Output all the entries below. Each must match exactly.

THE RECORDS
-----

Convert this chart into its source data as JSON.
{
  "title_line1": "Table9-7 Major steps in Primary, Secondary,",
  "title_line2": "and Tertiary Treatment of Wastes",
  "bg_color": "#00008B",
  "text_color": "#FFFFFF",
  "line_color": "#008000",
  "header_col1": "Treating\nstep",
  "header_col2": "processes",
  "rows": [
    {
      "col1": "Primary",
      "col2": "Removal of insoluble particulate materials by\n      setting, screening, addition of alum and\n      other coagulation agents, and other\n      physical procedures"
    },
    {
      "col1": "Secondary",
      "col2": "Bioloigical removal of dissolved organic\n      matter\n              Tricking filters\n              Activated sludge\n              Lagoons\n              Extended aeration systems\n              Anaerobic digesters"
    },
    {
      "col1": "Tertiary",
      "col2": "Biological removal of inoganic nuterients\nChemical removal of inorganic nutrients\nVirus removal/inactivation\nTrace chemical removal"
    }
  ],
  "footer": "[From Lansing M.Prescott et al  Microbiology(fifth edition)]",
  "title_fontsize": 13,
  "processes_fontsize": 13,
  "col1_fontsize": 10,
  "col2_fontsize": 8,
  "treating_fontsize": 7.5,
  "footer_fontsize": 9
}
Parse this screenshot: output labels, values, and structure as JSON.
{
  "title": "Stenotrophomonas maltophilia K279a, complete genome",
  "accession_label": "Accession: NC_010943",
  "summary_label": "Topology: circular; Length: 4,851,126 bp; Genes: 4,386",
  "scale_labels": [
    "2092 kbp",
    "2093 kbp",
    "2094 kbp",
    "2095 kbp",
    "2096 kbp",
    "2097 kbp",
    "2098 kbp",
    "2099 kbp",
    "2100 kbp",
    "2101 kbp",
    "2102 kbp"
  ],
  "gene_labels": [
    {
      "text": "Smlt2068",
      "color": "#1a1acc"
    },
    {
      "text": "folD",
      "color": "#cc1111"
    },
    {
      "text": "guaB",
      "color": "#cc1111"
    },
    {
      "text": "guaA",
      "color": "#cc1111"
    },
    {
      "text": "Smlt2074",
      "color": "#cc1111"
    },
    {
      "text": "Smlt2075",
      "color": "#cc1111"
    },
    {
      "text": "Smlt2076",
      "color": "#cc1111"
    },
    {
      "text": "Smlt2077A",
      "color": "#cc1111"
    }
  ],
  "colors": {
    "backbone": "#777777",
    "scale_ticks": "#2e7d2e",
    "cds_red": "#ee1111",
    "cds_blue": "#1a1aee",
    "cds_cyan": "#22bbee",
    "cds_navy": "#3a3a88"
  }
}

-----

WRITTEN REPLY
Convert this chart into its source data as JSON.
{
  "title_line1": "Table9-7 Major steps in Primary, Secondary,",
  "title_line2": "and Tertiary Treatment of Wastes",
  "bg_color": "#00008B",
  "text_color": "#FFFFFF",
  "line_color": "#008000",
  "header_col1": "Treating\nstep",
  "header_col2": "processes",
  "rows": [
    {
      "col1": "Primary",
      "col2": "Removal of insoluble particulate materials by\n      setting, screening, addition of alum and\n      other coagulation agents, and other\n      physical procedures"
    },
    {
      "col1": "Secondary",
      "col2": "Bioloigical removal of dissolved organic\n      matter\n              Tricking filters\n              Activated sludge\n              Lagoons\n              Extended aeration systems\n              Anaerobic digesters"
    },
    {
      "col1": "Tertiary",
      "col2": "Biological removal of inoganic nuterients\nChemical removal of inorganic nutrients\nVirus removal/inactivation\nTrace chemical removal"
    }
  ],
  "footer": "[From Lansing M.Prescott et al  Microbiology(fifth edition)]",
  "title_fontsize": 13,
  "processes_fontsize": 13,
  "col1_fontsize": 10,
  "col2_fontsize": 8,
  "treating_fontsize": 7.5,
  "footer_fontsize": 9
}
Parse this screenshot: output labels, values, and structure as JSON.
{
  "title": "Stenotrophomonas maltophilia K279a, complete genome",
  "accession_label": "Accession: NC_010943",
  "summary_label": "Topology: circular; Length: 4,851,126 bp; Genes: 4,386",
  "scale_labels": [
    "2092 kbp",
    "2093 kbp",
    "2094 kbp",
    "2095 kbp",
    "2096 kbp",
    "2097 kbp",
    "2098 kbp",
    "2099 kbp",
    "2100 kbp",
    "2101 kbp",
    "2102 kbp"
  ],
  "gene_labels": [
    {
      "text": "Smlt2068",
      "color": "#1a1acc"
    },
    {
      "text": "folD",
      "color": "#cc1111"
    },
    {
      "text": "guaB",
      "color": "#cc1111"
    },
    {
      "text": "guaA",
      "color": "#cc1111"
    },
    {
      "text": "Smlt2074",
      "color": "#cc1111"
    },
    {
      "text": "Smlt2075",
      "color": "#cc1111"
    },
    {
      "text": "Smlt2076",
      "color": "#cc1111"
    },
    {
      "text": "Smlt2077A",
      "color": "#cc1111"
    }
  ],
  "colors": {
    "backbone": "#777777",
    "scale_ticks": "#2e7d2e",
    "cds_red": "#ee1111",
    "cds_blue": "#1a1aee",
    "cds_cyan": "#22bbee",
    "cds_navy": "#3a3a88"
  }
}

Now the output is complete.